Work to do | Write out the entire listing below exactly as it appears, minus any pictures.

%%

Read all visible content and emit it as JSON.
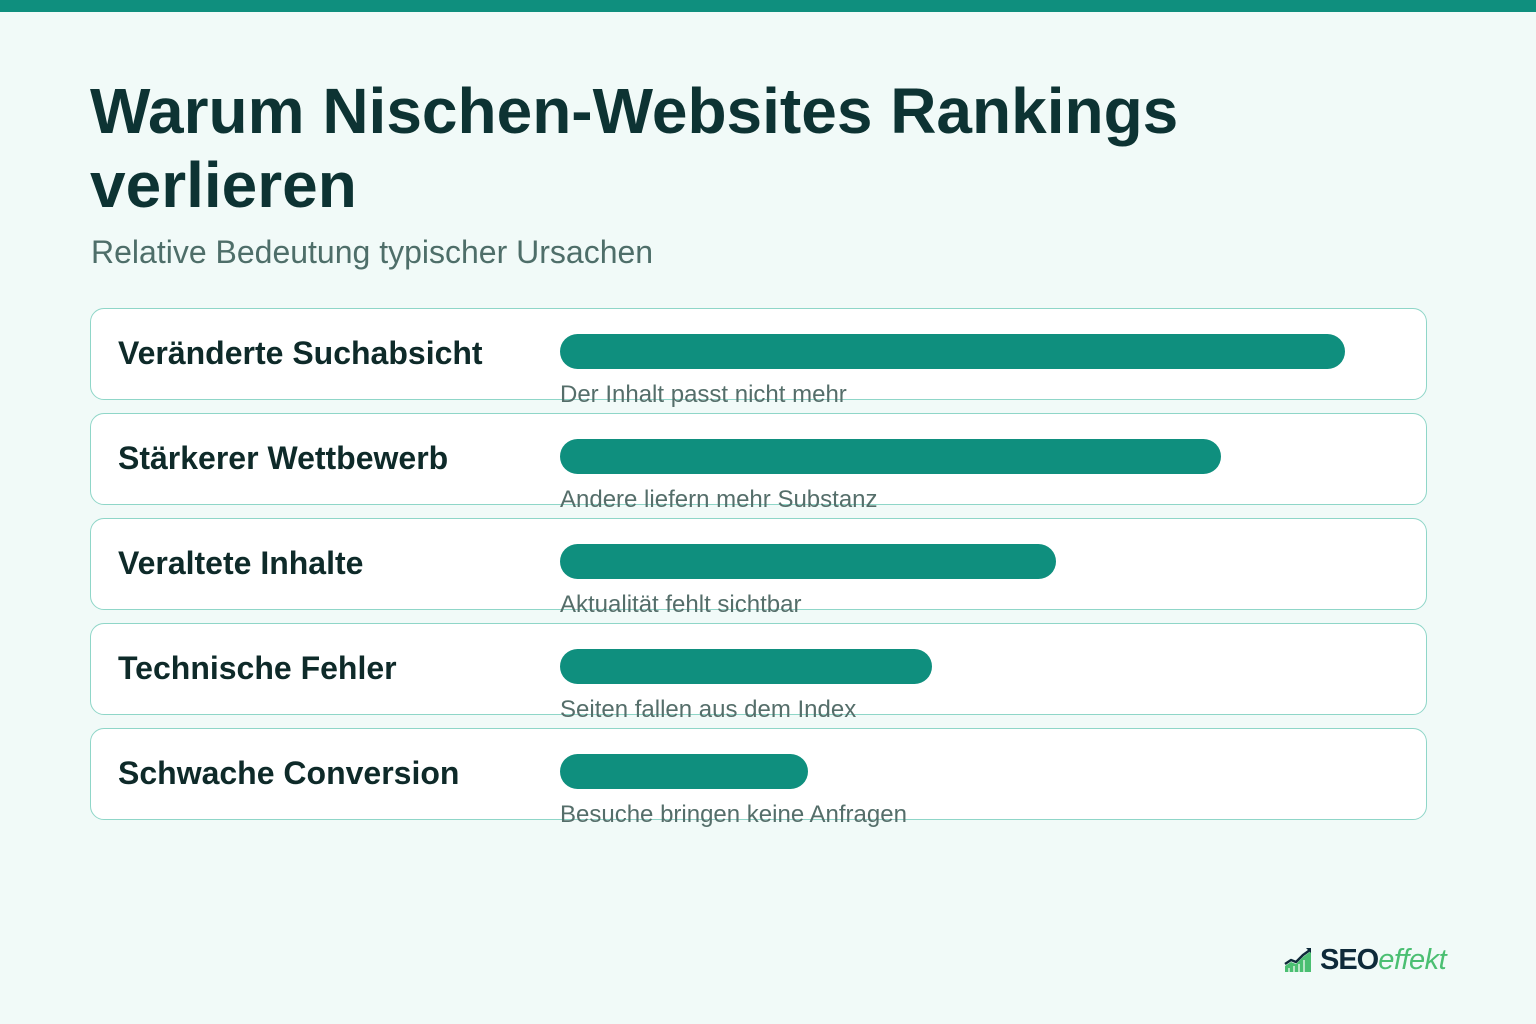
{
  "title": "Warum Nischen-Websites Rankings verlieren",
  "subtitle": "Relative Bedeutung typischer Ursachen",
  "colors": {
    "accent": "#0f8f7e",
    "background": "#f1faf8",
    "card_border": "#8fd6c8",
    "brand_green": "#4bbf72",
    "brand_dark": "#0e2a3a"
  },
  "chart_data": {
    "type": "bar",
    "orientation": "horizontal",
    "title": "Warum Nischen-Websites Rankings verlieren",
    "subtitle": "Relative Bedeutung typischer Ursachen",
    "categories": [
      "Veränderte Suchabsicht",
      "Stärkerer Wettbewerb",
      "Veraltete Inhalte",
      "Technische Fehler",
      "Schwache Conversion"
    ],
    "values": [
      95,
      80,
      60,
      45,
      30
    ],
    "notes": [
      "Der Inhalt passt nicht mehr",
      "Andere liefern mehr Substanz",
      "Aktualität fehlt sichtbar",
      "Seiten fallen aus dem Index",
      "Besuche bringen keine Anfragen"
    ],
    "xlim": [
      0,
      100
    ],
    "xlabel": "",
    "ylabel": "",
    "grid": false,
    "legend": "none"
  },
  "brand": {
    "icon": "chart-growth-icon",
    "seo": "SEO",
    "effekt": "effekt"
  }
}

%%

Expected output |
Read all visible content and emit it as JSON.
{
  "title": "Warum Nischen-Websites Rankings verlieren",
  "subtitle": "Relative Bedeutung typischer Ursachen",
  "colors": {
    "accent": "#0f8f7e",
    "background": "#f1faf8",
    "card_border": "#8fd6c8",
    "brand_green": "#4bbf72",
    "brand_dark": "#0e2a3a"
  },
  "chart_data": {
    "type": "bar",
    "orientation": "horizontal",
    "title": "Warum Nischen-Websites Rankings verlieren",
    "subtitle": "Relative Bedeutung typischer Ursachen",
    "categories": [
      "Veränderte Suchabsicht",
      "Stärkerer Wettbewerb",
      "Veraltete Inhalte",
      "Technische Fehler",
      "Schwache Conversion"
    ],
    "values": [
      95,
      80,
      60,
      45,
      30
    ],
    "notes": [
      "Der Inhalt passt nicht mehr",
      "Andere liefern mehr Substanz",
      "Aktualität fehlt sichtbar",
      "Seiten fallen aus dem Index",
      "Besuche bringen keine Anfragen"
    ],
    "xlim": [
      0,
      100
    ],
    "xlabel": "",
    "ylabel": "",
    "grid": false,
    "legend": "none"
  },
  "brand": {
    "icon": "chart-growth-icon",
    "seo": "SEO",
    "effekt": "effekt"
  }
}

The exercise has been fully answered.